[START]

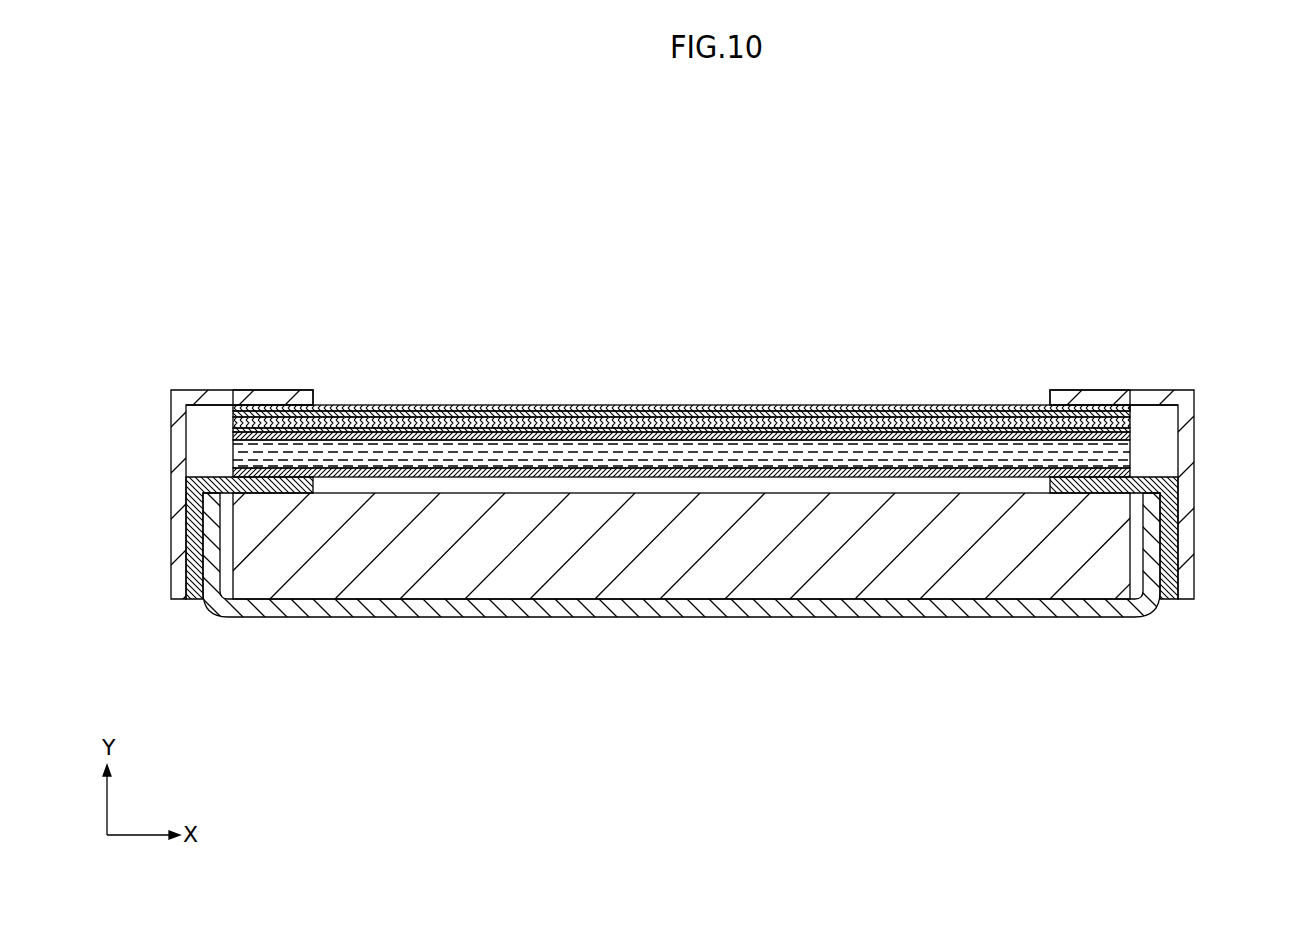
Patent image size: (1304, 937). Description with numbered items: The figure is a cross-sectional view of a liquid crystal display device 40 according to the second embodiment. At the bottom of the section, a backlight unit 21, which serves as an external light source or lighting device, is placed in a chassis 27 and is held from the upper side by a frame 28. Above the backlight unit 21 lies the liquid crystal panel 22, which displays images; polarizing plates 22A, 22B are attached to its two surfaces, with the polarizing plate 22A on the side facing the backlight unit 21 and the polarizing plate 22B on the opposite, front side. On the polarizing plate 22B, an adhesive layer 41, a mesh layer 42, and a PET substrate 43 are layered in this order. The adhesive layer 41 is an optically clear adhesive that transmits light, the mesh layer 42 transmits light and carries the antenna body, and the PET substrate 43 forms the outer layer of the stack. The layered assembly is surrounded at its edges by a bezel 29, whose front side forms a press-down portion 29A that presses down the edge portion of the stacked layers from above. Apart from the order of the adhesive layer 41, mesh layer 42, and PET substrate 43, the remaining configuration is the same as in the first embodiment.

The liquid crystal display device 40 is at (828, 215).
The bezel 29 is at (177, 394).
The press-down portion 29A is at (263, 393).
The frame 28 is at (210, 484).
The chassis 27 is at (813, 610).
The backlight unit 21 is at (702, 575).
The liquid crystal panel 22 is at (1131, 458).
The polarizing plate 22A is at (1131, 470).
The polarizing plate 22B is at (1131, 437).
The adhesive layer 41 is at (1131, 423).
The mesh layer 42 is at (1131, 420).
The PET substrate 43 is at (1138, 405).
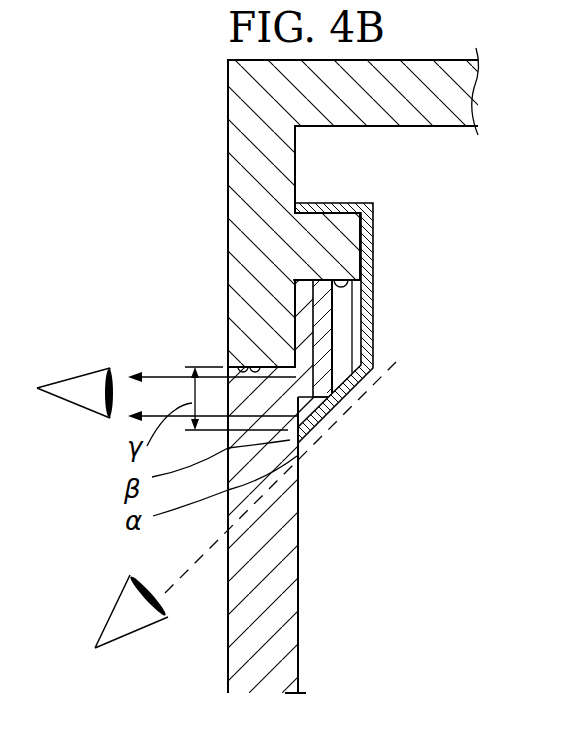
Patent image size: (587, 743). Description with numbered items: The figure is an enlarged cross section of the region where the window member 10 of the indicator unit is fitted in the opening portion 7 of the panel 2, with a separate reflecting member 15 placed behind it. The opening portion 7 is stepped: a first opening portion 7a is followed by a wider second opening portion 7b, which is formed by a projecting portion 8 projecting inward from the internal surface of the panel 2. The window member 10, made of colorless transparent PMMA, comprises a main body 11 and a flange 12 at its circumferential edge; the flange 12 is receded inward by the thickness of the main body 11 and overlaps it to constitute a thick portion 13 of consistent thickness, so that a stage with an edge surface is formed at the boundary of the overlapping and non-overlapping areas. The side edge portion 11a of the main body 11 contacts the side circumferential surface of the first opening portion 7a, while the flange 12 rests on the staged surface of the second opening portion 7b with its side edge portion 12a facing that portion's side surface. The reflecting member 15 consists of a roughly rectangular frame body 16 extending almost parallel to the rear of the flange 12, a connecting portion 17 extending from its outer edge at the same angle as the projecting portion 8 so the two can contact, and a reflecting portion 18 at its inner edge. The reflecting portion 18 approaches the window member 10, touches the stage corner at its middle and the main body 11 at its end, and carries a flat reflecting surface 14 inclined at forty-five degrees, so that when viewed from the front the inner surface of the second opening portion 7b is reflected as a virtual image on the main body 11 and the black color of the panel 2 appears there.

The panel 2 is at (222, 110).
The opening portion 7 is at (242, 366).
The first opening portion 7a is at (252, 366).
The second opening portion 7b is at (347, 283).
The projecting portion 8 is at (338, 224).
The window member 10 is at (306, 634).
The main body 11 is at (298, 555).
The side edge portion 11a is at (268, 366).
The flange 12 is at (330, 297).
The side edge portion 12a is at (298, 281).
The thick portion 13 is at (322, 368).
The reflecting surface 14 is at (325, 403).
The reflecting member 15 is at (380, 303).
The frame body 16 is at (373, 222).
The connecting portion 17 is at (315, 203).
The reflecting portion 18 is at (347, 388).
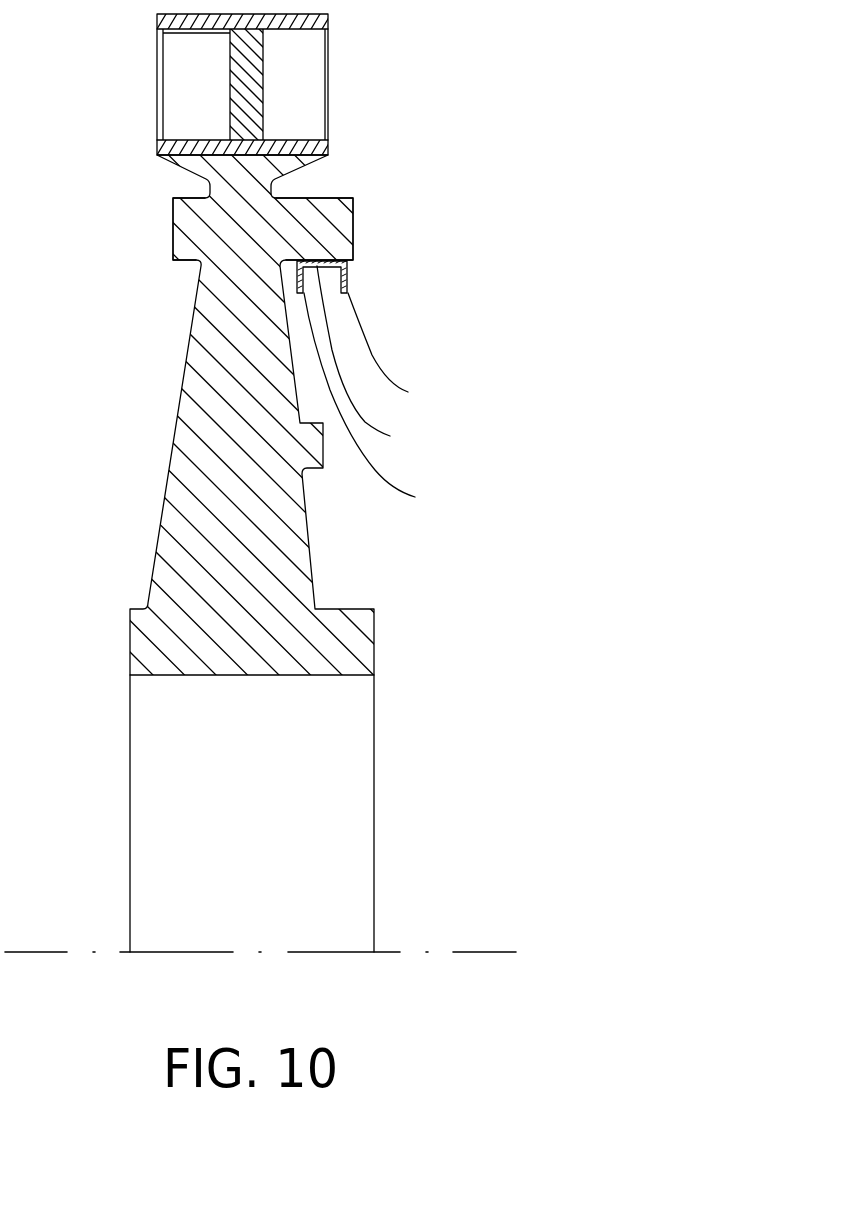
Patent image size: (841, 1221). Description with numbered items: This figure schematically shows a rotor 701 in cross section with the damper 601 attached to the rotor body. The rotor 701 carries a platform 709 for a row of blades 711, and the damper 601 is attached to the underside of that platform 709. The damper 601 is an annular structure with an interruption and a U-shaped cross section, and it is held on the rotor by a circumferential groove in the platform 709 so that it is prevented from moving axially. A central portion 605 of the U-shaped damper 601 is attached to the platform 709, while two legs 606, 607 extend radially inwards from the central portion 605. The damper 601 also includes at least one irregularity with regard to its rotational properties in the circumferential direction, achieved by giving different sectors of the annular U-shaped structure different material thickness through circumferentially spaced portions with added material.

The rotor 701 is at (188, 440).
The platform 709 is at (341, 225).
The row of blades 711 is at (178, 91).
The damper 601 is at (349, 278).
The central portion 605 is at (390, 436).
The leg 606 is at (415, 497).
The leg 607 is at (408, 392).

[END]

* **WORK TO COMPLETE**: Reproduce every row above word for word, leaving out the pictures.

* **FINISHED ANSWER**:
Patent image size: (1304, 937). Description with numbered items: The figure is a cross-sectional view of a liquid crystal display device 40 according to the second embodiment. At the bottom of the section, a backlight unit 21, which serves as an external light source or lighting device, is placed in a chassis 27 and is held from the upper side by a frame 28. Above the backlight unit 21 lies the liquid crystal panel 22, which displays images; polarizing plates 22A, 22B are attached to its two surfaces, with the polarizing plate 22A on the side facing the backlight unit 21 and the polarizing plate 22B on the opposite, front side. On the polarizing plate 22B, an adhesive layer 41, a mesh layer 42, and a PET substrate 43 are layered in this order. The adhesive layer 41 is an optically clear adhesive that transmits light, the mesh layer 42 transmits light and carries the antenna body, and the PET substrate 43 forms the outer layer of the stack. The layered assembly is surrounded at its edges by a bezel 29, whose front side forms a press-down portion 29A that presses down the edge portion of the stacked layers from above. Apart from the order of the adhesive layer 41, mesh layer 42, and PET substrate 43, the remaining configuration is the same as in the first embodiment.

The liquid crystal display device 40 is at (828, 215).
The bezel 29 is at (177, 394).
The press-down portion 29A is at (263, 393).
The frame 28 is at (210, 484).
The chassis 27 is at (813, 610).
The backlight unit 21 is at (702, 575).
The liquid crystal panel 22 is at (1131, 458).
The polarizing plate 22A is at (1131, 470).
The polarizing plate 22B is at (1131, 437).
The adhesive layer 41 is at (1131, 423).
The mesh layer 42 is at (1131, 420).
The PET substrate 43 is at (1138, 405).
Patent image size: (587, 743). Description with numbered items: The figure is an enlarged cross section of the region where the window member 10 of the indicator unit is fitted in the opening portion 7 of the panel 2, with a separate reflecting member 15 placed behind it. The opening portion 7 is stepped: a first opening portion 7a is followed by a wider second opening portion 7b, which is formed by a projecting portion 8 projecting inward from the internal surface of the panel 2. The window member 10, made of colorless transparent PMMA, comprises a main body 11 and a flange 12 at its circumferential edge; the flange 12 is receded inward by the thickness of the main body 11 and overlaps it to constitute a thick portion 13 of consistent thickness, so that a stage with an edge surface is formed at the boundary of the overlapping and non-overlapping areas. The side edge portion 11a of the main body 11 contacts the side circumferential surface of the first opening portion 7a, while the flange 12 rests on the staged surface of the second opening portion 7b with its side edge portion 12a facing that portion's side surface. The reflecting member 15 consists of a roughly rectangular frame body 16 extending almost parallel to the rear of the flange 12, a connecting portion 17 extending from its outer edge at the same angle as the projecting portion 8 so the two can contact, and a reflecting portion 18 at its inner edge. The reflecting portion 18 approaches the window member 10, touches the stage corner at its middle and the main body 11 at its end, and carries a flat reflecting surface 14 inclined at forty-five degrees, so that when viewed from the front the inner surface of the second opening portion 7b is reflected as a virtual image on the main body 11 and the black color of the panel 2 appears there.

The panel 2 is at (222, 110).
The opening portion 7 is at (242, 366).
The first opening portion 7a is at (252, 366).
The second opening portion 7b is at (347, 283).
The projecting portion 8 is at (338, 224).
The window member 10 is at (306, 634).
The main body 11 is at (298, 555).
The side edge portion 11a is at (268, 366).
The flange 12 is at (330, 297).
The side edge portion 12a is at (298, 281).
The thick portion 13 is at (322, 368).
The reflecting surface 14 is at (325, 403).
The reflecting member 15 is at (380, 303).
The frame body 16 is at (373, 222).
The connecting portion 17 is at (315, 203).
The reflecting portion 18 is at (347, 388).
Patent image size: (841, 1221). Description with numbered items: This figure schematically shows a rotor 701 in cross section with the damper 601 attached to the rotor body. The rotor 701 carries a platform 709 for a row of blades 711, and the damper 601 is attached to the underside of that platform 709. The damper 601 is an annular structure with an interruption and a U-shaped cross section, and it is held on the rotor by a circumferential groove in the platform 709 so that it is prevented from moving axially. A central portion 605 of the U-shaped damper 601 is attached to the platform 709, while two legs 606, 607 extend radially inwards from the central portion 605. The damper 601 also includes at least one irregularity with regard to its rotational properties in the circumferential direction, achieved by giving different sectors of the annular U-shaped structure different material thickness through circumferentially spaced portions with added material.

The rotor 701 is at (188, 440).
The platform 709 is at (341, 225).
The row of blades 711 is at (178, 91).
The damper 601 is at (349, 278).
The central portion 605 is at (390, 436).
The leg 606 is at (415, 497).
The leg 607 is at (408, 392).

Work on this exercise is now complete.